Exercise: Omit all pictures. Copy the rest of the material exactly.

Data records
###

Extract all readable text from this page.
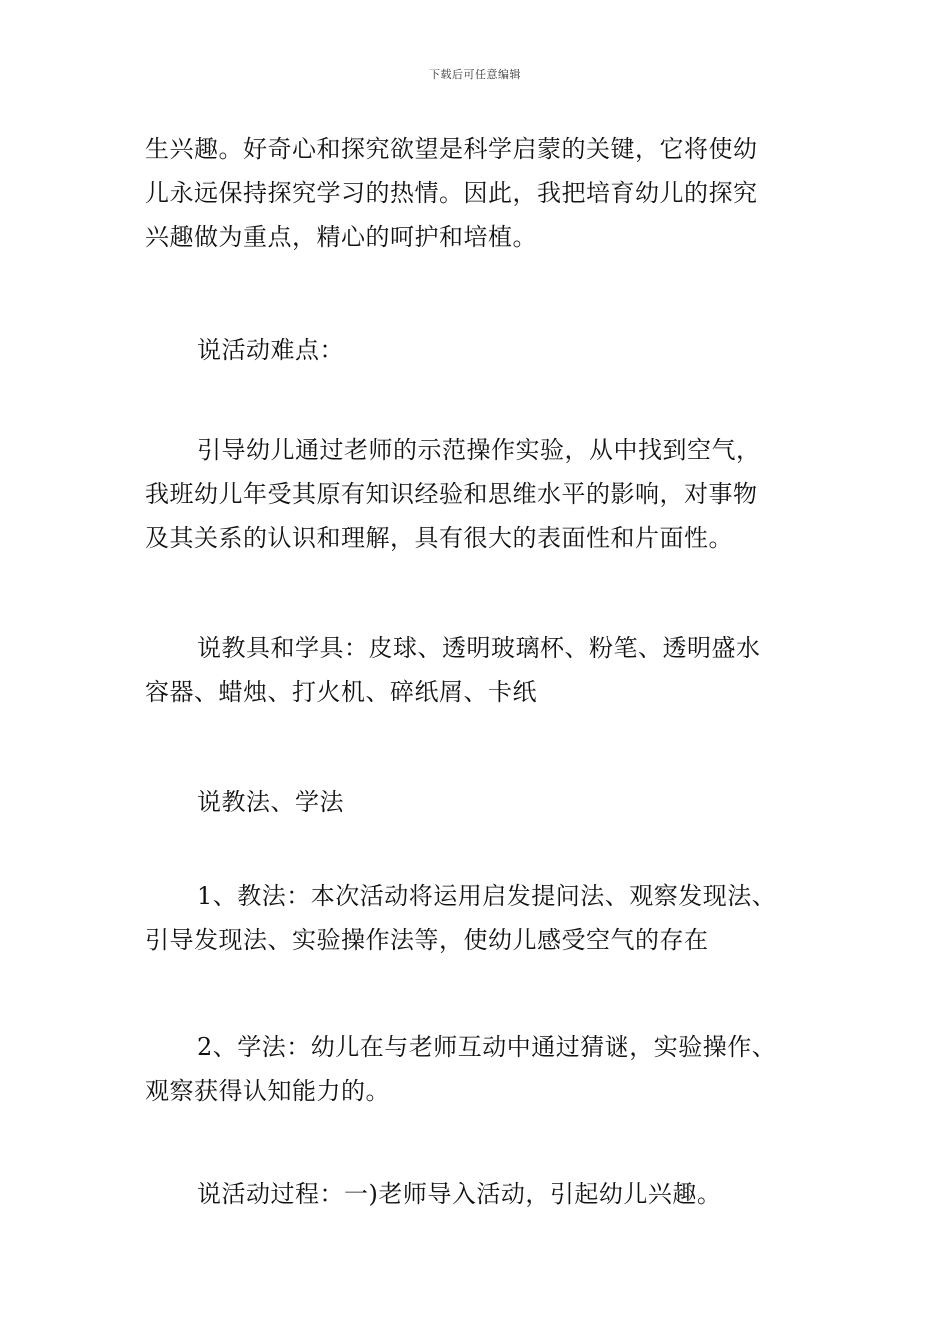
下载后可任意编辑

生兴趣。好奇心和探究欲望是科学启蒙的关键，它将使幼
儿永远保持探究学习的热情。因此，我把培育幼儿的探究
兴趣做为重点，精心的呵护和培植。

说活动难点：

引导幼儿通过老师的示范操作实验，从中找到空气，
我班幼儿年受其原有知识经验和思维水平的影响，对事物
及其关系的认识和理解，具有很大的表面性和片面性。

说教具和学具：皮球、透明玻璃杯、粉笔、透明盛水
容器、蜡烛、打火机、碎纸屑、卡纸

说教法、学法

1、教法：本次活动将运用启发提问法、观察发现法、
引导发现法、实验操作法等，使幼儿感受空气的存在

2、学法：幼儿在与老师互动中通过猜谜，实验操作、
观察获得认知能力的。

说活动过程：一)老师导入活动，引起幼儿兴趣。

###

Answer for this exercise:
Extract all readable text from this page.
下载后可任意编辑

生兴趣。好奇心和探究欲望是科学启蒙的关键，它将使幼
儿永远保持探究学习的热情。因此，我把培育幼儿的探究
兴趣做为重点，精心的呵护和培植。

说活动难点：

引导幼儿通过老师的示范操作实验，从中找到空气，
我班幼儿年受其原有知识经验和思维水平的影响，对事物
及其关系的认识和理解，具有很大的表面性和片面性。

说教具和学具：皮球、透明玻璃杯、粉笔、透明盛水
容器、蜡烛、打火机、碎纸屑、卡纸

说教法、学法

1、教法：本次活动将运用启发提问法、观察发现法、
引导发现法、实验操作法等，使幼儿感受空气的存在

2、学法：幼儿在与老师互动中通过猜谜，实验操作、
观察获得认知能力的。

说活动过程：一)老师导入活动，引起幼儿兴趣。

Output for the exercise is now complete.